- WHAT THE TASK REQUIRES
Count how many lines in this material contain "miesiąc". The answer is that number alone.

(Figure content listings)
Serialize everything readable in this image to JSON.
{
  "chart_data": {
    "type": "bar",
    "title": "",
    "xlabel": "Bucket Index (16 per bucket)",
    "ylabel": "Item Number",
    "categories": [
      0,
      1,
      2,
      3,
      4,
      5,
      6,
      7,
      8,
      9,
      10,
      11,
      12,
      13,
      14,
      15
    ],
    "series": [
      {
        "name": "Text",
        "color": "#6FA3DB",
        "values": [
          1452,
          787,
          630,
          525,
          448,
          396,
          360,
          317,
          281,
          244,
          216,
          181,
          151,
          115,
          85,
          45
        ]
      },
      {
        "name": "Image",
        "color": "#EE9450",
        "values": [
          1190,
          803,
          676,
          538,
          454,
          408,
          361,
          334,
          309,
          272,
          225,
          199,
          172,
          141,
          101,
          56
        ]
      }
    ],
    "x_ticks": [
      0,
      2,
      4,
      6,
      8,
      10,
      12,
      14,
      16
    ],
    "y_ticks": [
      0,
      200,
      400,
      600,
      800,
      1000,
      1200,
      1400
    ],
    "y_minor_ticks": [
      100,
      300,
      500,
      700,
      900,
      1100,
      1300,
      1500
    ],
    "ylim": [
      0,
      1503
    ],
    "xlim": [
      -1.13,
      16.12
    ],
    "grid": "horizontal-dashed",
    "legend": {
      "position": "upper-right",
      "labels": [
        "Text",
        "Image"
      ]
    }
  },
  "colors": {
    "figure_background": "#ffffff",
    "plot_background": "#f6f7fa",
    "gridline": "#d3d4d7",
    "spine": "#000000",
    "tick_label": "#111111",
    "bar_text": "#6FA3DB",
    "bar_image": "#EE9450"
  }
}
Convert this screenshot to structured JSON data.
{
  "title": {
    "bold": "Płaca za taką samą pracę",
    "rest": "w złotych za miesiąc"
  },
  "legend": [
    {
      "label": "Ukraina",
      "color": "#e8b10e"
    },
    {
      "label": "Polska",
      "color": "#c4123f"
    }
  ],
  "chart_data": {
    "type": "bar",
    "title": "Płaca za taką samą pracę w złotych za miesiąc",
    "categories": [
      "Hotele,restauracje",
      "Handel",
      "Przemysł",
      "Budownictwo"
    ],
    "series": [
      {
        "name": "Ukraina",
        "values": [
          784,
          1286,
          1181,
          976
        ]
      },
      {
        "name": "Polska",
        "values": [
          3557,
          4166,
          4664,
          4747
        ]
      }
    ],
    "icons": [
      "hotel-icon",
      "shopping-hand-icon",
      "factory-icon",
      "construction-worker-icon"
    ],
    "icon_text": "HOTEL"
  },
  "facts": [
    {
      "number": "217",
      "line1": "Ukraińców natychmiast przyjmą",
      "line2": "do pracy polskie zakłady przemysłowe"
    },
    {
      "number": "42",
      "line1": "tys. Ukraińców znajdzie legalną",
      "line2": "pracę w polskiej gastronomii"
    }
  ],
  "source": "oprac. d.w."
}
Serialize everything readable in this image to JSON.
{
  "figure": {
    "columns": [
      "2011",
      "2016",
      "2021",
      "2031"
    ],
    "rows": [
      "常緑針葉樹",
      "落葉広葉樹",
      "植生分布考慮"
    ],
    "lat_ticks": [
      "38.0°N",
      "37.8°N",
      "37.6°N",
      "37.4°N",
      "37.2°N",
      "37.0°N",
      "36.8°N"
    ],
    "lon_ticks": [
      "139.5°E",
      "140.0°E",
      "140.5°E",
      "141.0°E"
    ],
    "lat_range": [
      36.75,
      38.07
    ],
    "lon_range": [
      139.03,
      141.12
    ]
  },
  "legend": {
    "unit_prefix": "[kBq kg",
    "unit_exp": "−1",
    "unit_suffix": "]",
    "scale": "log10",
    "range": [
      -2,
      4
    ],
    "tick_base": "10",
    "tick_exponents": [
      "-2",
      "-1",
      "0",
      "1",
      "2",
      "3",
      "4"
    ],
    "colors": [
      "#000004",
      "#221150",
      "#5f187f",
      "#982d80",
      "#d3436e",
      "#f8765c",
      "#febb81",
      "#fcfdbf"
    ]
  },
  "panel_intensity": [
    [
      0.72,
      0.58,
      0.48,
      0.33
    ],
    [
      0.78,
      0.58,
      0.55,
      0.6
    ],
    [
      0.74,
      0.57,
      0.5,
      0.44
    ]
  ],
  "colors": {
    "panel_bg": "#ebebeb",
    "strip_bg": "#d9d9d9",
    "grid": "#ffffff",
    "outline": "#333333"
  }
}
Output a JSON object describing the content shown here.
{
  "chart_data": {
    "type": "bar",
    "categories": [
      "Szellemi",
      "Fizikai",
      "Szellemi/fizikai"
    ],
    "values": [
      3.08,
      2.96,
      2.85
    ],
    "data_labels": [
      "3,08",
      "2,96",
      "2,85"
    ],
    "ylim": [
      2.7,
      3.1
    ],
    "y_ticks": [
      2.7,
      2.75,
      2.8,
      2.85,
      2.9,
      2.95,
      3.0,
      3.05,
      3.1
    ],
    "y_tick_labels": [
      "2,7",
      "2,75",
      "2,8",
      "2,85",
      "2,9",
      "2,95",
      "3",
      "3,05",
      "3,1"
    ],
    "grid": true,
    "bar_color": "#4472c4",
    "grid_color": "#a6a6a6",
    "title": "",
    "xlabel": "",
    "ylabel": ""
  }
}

- OUTPUT FOR THIS TASK
2